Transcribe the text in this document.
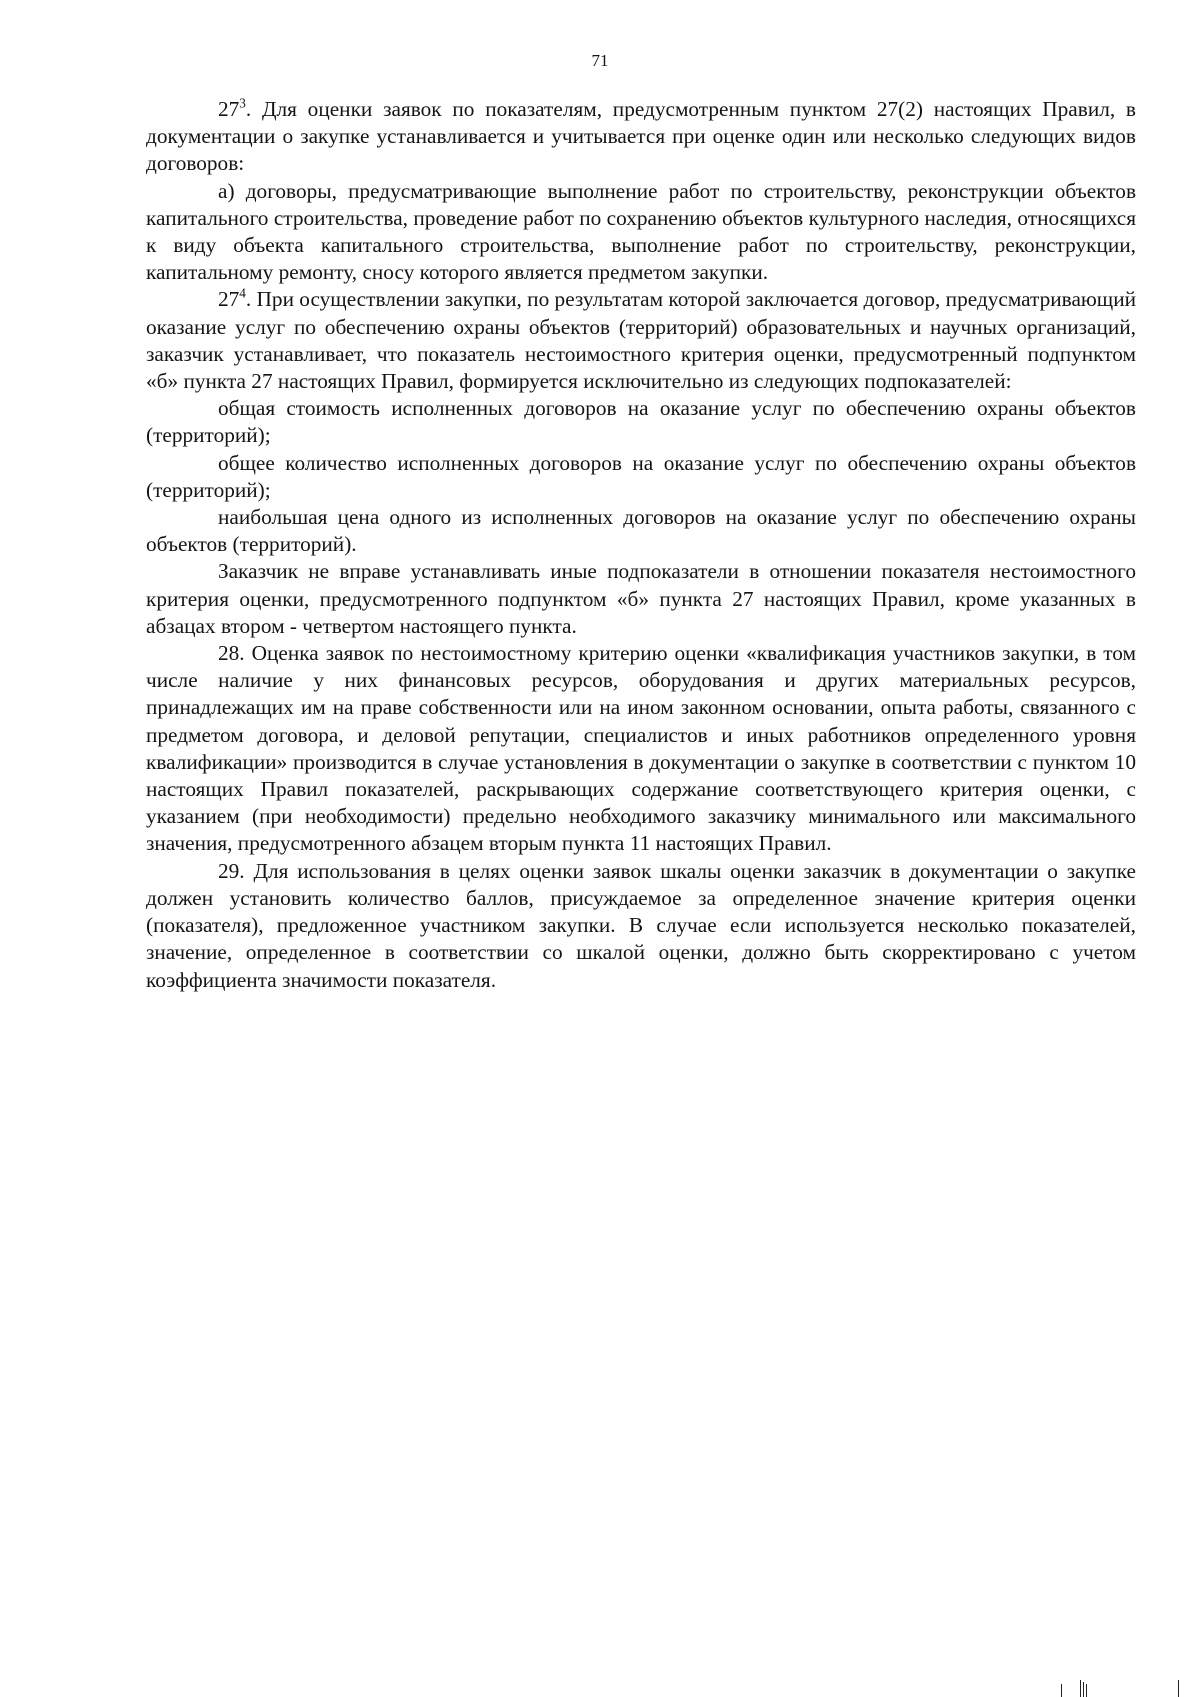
71

$27^3$. Для оценки заявок по показателям, предусмотренным пунктом 27(2) настоящих Правил, в документации о закупке устанавливается и учитывается при оценке один или несколько следующих видов договоров:

а) договоры, предусматривающие выполнение работ по строительству, реконструкции объектов капитального строительства, проведение работ по сохранению объектов культурного наследия, относящихся к виду объекта капитального строительства, выполнение работ по строительству, реконструкции, капитальному ремонту, сносу которого является предметом закупки.

$27^4$. При осуществлении закупки, по результатам которой заключается договор, предусматривающий оказание услуг по обеспечению охраны объектов (территорий) образовательных и научных организаций, заказчик устанавливает, что показатель нестоимостного критерия оценки, предусмотренный подпунктом «б» пункта 27 настоящих Правил, формируется исключительно из следующих подпоказателей:

общая стоимость исполненных договоров на оказание услуг по обеспечению охраны объектов (территорий);

общее количество исполненных договоров на оказание услуг по обеспечению охраны объектов (территорий);

наибольшая цена одного из исполненных договоров на оказание услуг по обеспечению охраны объектов (территорий).

Заказчик не вправе устанавливать иные подпоказатели в отношении показателя нестоимостного критерия оценки, предусмотренного подпунктом «б» пункта 27 настоящих Правил, кроме указанных в абзацах втором - четвертом настоящего пункта.

28. Оценка заявок по нестоимостному критерию оценки «квалификация участников закупки, в том числе наличие у них финансовых ресурсов, оборудования и других материальных ресурсов, принадлежащих им на праве собственности или на ином законном основании, опыта работы, связанного с предметом договора, и деловой репутации, специалистов и иных работников определенного уровня квалификации» производится в случае установления в документации о закупке в соответствии с пунктом 10 настоящих Правил показателей, раскрывающих содержание соответствующего критерия оценки, с указанием (при необходимости) предельно необходимого заказчику минимального или максимального значения, предусмотренного абзацем вторым пункта 11 настоящих Правил.

29. Для использования в целях оценки заявок шкалы оценки заказчик в документации о закупке должен установить количество баллов, присуждаемое за определенное значение критерия оценки (показателя), предложенное участником закупки. В случае если используется несколько показателей, значение, определенное в соответствии со шкалой оценки, должно быть скорректировано с учетом коэффициента значимости показателя.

## Given request:
Pictures don't belong in the copy. Restate all the entries exactly.

## Exercise response:
Transcribe the text in this document.
71

$27^3$. Для оценки заявок по показателям, предусмотренным пунктом 27(2) настоящих Правил, в документации о закупке устанавливается и учитывается при оценке один или несколько следующих видов договоров:

а) договоры, предусматривающие выполнение работ по строительству, реконструкции объектов капитального строительства, проведение работ по сохранению объектов культурного наследия, относящихся к виду объекта капитального строительства, выполнение работ по строительству, реконструкции, капитальному ремонту, сносу которого является предметом закупки.

$27^4$. При осуществлении закупки, по результатам которой заключается договор, предусматривающий оказание услуг по обеспечению охраны объектов (территорий) образовательных и научных организаций, заказчик устанавливает, что показатель нестоимостного критерия оценки, предусмотренный подпунктом «б» пункта 27 настоящих Правил, формируется исключительно из следующих подпоказателей:

общая стоимость исполненных договоров на оказание услуг по обеспечению охраны объектов (территорий);

общее количество исполненных договоров на оказание услуг по обеспечению охраны объектов (территорий);

наибольшая цена одного из исполненных договоров на оказание услуг по обеспечению охраны объектов (территорий).

Заказчик не вправе устанавливать иные подпоказатели в отношении показателя нестоимостного критерия оценки, предусмотренного подпунктом «б» пункта 27 настоящих Правил, кроме указанных в абзацах втором - четвертом настоящего пункта.

28. Оценка заявок по нестоимостному критерию оценки «квалификация участников закупки, в том числе наличие у них финансовых ресурсов, оборудования и других материальных ресурсов, принадлежащих им на праве собственности или на ином законном основании, опыта работы, связанного с предметом договора, и деловой репутации, специалистов и иных работников определенного уровня квалификации» производится в случае установления в документации о закупке в соответствии с пунктом 10 настоящих Правил показателей, раскрывающих содержание соответствующего критерия оценки, с указанием (при необходимости) предельно необходимого заказчику минимального или максимального значения, предусмотренного абзацем вторым пункта 11 настоящих Правил.

29. Для использования в целях оценки заявок шкалы оценки заказчик в документации о закупке должен установить количество баллов, присуждаемое за определенное значение критерия оценки (показателя), предложенное участником закупки. В случае если используется несколько показателей, значение, определенное в соответствии со шкалой оценки, должно быть скорректировано с учетом коэффициента значимости показателя.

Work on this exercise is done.